AIM:
Identify the lines holding "name" and copy them.

• • • • • • •

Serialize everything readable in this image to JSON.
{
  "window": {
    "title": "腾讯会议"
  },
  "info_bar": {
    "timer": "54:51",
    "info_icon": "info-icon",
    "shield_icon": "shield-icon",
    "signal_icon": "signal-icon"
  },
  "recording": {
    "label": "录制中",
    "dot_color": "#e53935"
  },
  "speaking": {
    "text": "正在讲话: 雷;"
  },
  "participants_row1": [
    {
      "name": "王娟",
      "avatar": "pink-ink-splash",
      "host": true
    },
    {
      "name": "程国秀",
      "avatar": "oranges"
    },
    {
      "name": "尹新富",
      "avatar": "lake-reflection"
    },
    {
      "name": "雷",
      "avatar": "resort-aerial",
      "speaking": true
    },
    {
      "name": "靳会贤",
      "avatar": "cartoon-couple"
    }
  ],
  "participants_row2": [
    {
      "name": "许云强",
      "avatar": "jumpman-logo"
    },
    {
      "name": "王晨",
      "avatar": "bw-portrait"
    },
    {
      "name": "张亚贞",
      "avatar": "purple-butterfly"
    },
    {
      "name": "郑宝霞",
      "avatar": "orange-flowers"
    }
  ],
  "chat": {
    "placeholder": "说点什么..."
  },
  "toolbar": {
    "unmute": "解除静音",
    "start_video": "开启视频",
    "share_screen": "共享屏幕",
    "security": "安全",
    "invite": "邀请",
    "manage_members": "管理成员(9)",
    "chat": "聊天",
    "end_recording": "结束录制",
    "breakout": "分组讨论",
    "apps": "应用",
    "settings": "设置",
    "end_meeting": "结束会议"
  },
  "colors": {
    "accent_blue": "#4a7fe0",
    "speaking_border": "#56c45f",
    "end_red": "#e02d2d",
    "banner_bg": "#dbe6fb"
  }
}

• • • • • • •

WRITTEN REPLY:
      "name": "王娟",
      "name": "程国秀",
      "name": "尹新富",
      "name": "雷",
      "name": "靳会贤",
      "name": "许云强",
      "name": "王晨",
      "name": "张亚贞",
      "name": "郑宝霞",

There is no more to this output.